### WHAT IS REQUIRED
Below is a block of records; repeat all of them exactly.

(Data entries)
▬▬▬

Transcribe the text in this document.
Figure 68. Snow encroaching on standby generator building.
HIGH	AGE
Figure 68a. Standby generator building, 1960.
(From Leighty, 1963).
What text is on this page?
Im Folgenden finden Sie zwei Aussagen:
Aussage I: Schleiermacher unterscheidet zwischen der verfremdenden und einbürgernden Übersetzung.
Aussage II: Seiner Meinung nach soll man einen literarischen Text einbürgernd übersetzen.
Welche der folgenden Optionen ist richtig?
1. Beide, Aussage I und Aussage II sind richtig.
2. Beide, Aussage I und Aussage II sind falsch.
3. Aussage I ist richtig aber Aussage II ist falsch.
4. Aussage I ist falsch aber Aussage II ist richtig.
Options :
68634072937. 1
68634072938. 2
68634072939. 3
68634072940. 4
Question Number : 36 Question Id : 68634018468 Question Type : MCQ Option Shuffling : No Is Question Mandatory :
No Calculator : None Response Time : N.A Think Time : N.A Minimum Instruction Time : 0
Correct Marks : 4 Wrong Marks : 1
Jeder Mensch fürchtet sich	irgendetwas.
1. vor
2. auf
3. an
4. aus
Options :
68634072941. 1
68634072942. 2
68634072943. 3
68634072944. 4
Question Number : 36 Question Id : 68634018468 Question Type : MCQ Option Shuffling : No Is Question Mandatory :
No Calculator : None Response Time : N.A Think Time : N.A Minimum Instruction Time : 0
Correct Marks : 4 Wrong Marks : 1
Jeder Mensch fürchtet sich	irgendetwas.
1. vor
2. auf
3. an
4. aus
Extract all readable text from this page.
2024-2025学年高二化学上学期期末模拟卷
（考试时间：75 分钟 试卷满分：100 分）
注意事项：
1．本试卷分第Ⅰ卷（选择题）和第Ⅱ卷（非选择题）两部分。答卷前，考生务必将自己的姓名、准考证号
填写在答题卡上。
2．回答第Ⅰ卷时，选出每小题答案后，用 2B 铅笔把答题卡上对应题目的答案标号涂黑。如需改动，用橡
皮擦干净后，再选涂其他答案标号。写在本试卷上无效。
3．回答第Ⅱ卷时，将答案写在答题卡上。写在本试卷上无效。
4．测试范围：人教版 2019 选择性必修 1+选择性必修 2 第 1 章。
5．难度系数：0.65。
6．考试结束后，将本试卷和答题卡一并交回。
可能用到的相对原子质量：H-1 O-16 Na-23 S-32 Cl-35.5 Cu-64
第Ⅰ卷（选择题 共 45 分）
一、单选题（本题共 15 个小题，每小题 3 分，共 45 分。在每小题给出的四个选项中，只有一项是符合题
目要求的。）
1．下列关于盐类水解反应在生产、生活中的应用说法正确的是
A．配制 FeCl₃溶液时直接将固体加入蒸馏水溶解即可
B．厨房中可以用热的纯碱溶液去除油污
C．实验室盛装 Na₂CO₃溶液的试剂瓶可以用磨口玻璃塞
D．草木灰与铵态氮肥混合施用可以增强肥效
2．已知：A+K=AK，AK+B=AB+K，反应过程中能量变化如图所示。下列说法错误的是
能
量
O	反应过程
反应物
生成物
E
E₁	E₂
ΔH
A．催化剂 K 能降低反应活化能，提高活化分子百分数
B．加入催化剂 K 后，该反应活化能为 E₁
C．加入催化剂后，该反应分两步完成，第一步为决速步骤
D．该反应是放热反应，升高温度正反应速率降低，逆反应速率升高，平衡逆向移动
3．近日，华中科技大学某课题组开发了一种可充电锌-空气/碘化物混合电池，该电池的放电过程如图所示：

▬▬▬

### FULL OUTPUT
Transcribe the text in this document.
Figure 68. Snow encroaching on standby generator building.
HIGH	AGE
Figure 68a. Standby generator building, 1960.
(From Leighty, 1963).
What text is on this page?
Im Folgenden finden Sie zwei Aussagen:
Aussage I: Schleiermacher unterscheidet zwischen der verfremdenden und einbürgernden Übersetzung.
Aussage II: Seiner Meinung nach soll man einen literarischen Text einbürgernd übersetzen.
Welche der folgenden Optionen ist richtig?
1. Beide, Aussage I und Aussage II sind richtig.
2. Beide, Aussage I und Aussage II sind falsch.
3. Aussage I ist richtig aber Aussage II ist falsch.
4. Aussage I ist falsch aber Aussage II ist richtig.
Options :
68634072937. 1
68634072938. 2
68634072939. 3
68634072940. 4
Question Number : 36 Question Id : 68634018468 Question Type : MCQ Option Shuffling : No Is Question Mandatory :
No Calculator : None Response Time : N.A Think Time : N.A Minimum Instruction Time : 0
Correct Marks : 4 Wrong Marks : 1
Jeder Mensch fürchtet sich	irgendetwas.
1. vor
2. auf
3. an
4. aus
Options :
68634072941. 1
68634072942. 2
68634072943. 3
68634072944. 4
Question Number : 36 Question Id : 68634018468 Question Type : MCQ Option Shuffling : No Is Question Mandatory :
No Calculator : None Response Time : N.A Think Time : N.A Minimum Instruction Time : 0
Correct Marks : 4 Wrong Marks : 1
Jeder Mensch fürchtet sich	irgendetwas.
1. vor
2. auf
3. an
4. aus
Extract all readable text from this page.
2024-2025学年高二化学上学期期末模拟卷
（考试时间：75 分钟 试卷满分：100 分）
注意事项：
1．本试卷分第Ⅰ卷（选择题）和第Ⅱ卷（非选择题）两部分。答卷前，考生务必将自己的姓名、准考证号
填写在答题卡上。
2．回答第Ⅰ卷时，选出每小题答案后，用 2B 铅笔把答题卡上对应题目的答案标号涂黑。如需改动，用橡
皮擦干净后，再选涂其他答案标号。写在本试卷上无效。
3．回答第Ⅱ卷时，将答案写在答题卡上。写在本试卷上无效。
4．测试范围：人教版 2019 选择性必修 1+选择性必修 2 第 1 章。
5．难度系数：0.65。
6．考试结束后，将本试卷和答题卡一并交回。
可能用到的相对原子质量：H-1 O-16 Na-23 S-32 Cl-35.5 Cu-64
第Ⅰ卷（选择题 共 45 分）
一、单选题（本题共 15 个小题，每小题 3 分，共 45 分。在每小题给出的四个选项中，只有一项是符合题
目要求的。）
1．下列关于盐类水解反应在生产、生活中的应用说法正确的是
A．配制 FeCl₃溶液时直接将固体加入蒸馏水溶解即可
B．厨房中可以用热的纯碱溶液去除油污
C．实验室盛装 Na₂CO₃溶液的试剂瓶可以用磨口玻璃塞
D．草木灰与铵态氮肥混合施用可以增强肥效
2．已知：A+K=AK，AK+B=AB+K，反应过程中能量变化如图所示。下列说法错误的是
能
量
O	反应过程
反应物
生成物
E
E₁	E₂
ΔH
A．催化剂 K 能降低反应活化能，提高活化分子百分数
B．加入催化剂 K 后，该反应活化能为 E₁
C．加入催化剂后，该反应分两步完成，第一步为决速步骤
D．该反应是放热反应，升高温度正反应速率降低，逆反应速率升高，平衡逆向移动
3．近日，华中科技大学某课题组开发了一种可充电锌-空气/碘化物混合电池，该电池的放电过程如图所示：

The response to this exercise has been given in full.